** Goal **
Emit the data below verbatim, stripping out any pictures.

** Provided data **
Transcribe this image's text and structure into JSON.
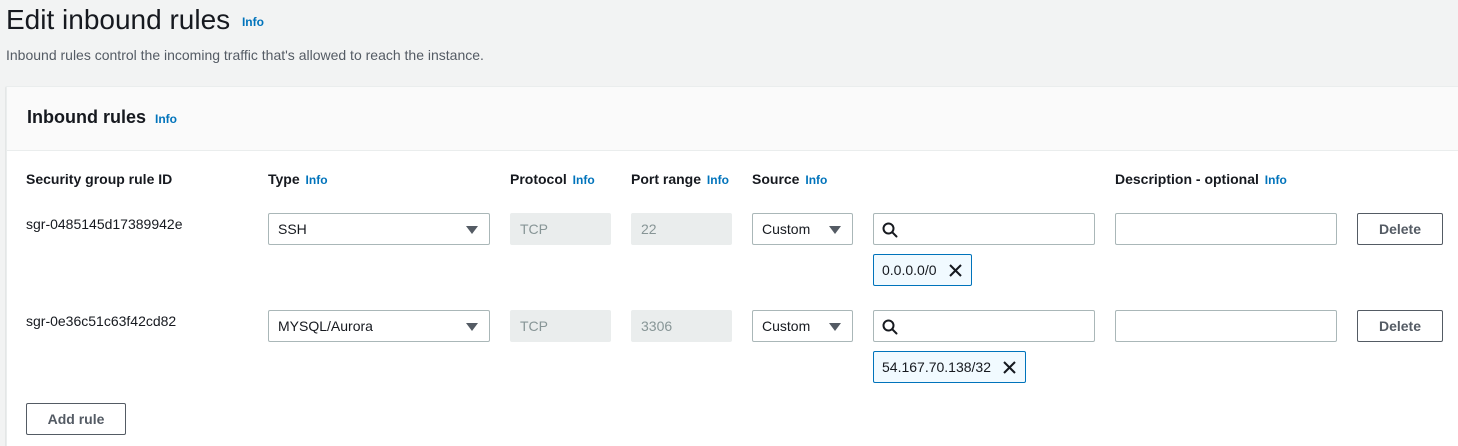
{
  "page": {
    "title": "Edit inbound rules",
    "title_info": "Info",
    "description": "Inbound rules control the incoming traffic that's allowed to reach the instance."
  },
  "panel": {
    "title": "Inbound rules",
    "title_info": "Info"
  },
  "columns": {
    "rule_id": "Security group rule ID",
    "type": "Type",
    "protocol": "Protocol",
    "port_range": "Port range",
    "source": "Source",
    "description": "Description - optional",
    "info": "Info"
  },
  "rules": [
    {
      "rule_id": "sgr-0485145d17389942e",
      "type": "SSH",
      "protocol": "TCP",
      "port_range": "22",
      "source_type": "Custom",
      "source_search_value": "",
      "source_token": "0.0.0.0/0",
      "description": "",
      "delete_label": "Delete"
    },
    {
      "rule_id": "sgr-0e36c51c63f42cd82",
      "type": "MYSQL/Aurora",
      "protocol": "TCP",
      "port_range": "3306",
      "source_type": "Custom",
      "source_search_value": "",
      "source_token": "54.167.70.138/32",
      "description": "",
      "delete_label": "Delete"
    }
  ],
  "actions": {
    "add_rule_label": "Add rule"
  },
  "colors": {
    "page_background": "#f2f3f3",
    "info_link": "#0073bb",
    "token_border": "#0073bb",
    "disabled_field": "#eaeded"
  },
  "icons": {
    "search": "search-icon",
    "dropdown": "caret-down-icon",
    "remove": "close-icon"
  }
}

** Exercise solution **
Transcribe this image's text and structure into JSON.
{
  "page": {
    "title": "Edit inbound rules",
    "title_info": "Info",
    "description": "Inbound rules control the incoming traffic that's allowed to reach the instance."
  },
  "panel": {
    "title": "Inbound rules",
    "title_info": "Info"
  },
  "columns": {
    "rule_id": "Security group rule ID",
    "type": "Type",
    "protocol": "Protocol",
    "port_range": "Port range",
    "source": "Source",
    "description": "Description - optional",
    "info": "Info"
  },
  "rules": [
    {
      "rule_id": "sgr-0485145d17389942e",
      "type": "SSH",
      "protocol": "TCP",
      "port_range": "22",
      "source_type": "Custom",
      "source_search_value": "",
      "source_token": "0.0.0.0/0",
      "description": "",
      "delete_label": "Delete"
    },
    {
      "rule_id": "sgr-0e36c51c63f42cd82",
      "type": "MYSQL/Aurora",
      "protocol": "TCP",
      "port_range": "3306",
      "source_type": "Custom",
      "source_search_value": "",
      "source_token": "54.167.70.138/32",
      "description": "",
      "delete_label": "Delete"
    }
  ],
  "actions": {
    "add_rule_label": "Add rule"
  },
  "colors": {
    "page_background": "#f2f3f3",
    "info_link": "#0073bb",
    "token_border": "#0073bb",
    "disabled_field": "#eaeded"
  },
  "icons": {
    "search": "search-icon",
    "dropdown": "caret-down-icon",
    "remove": "close-icon"
  }
}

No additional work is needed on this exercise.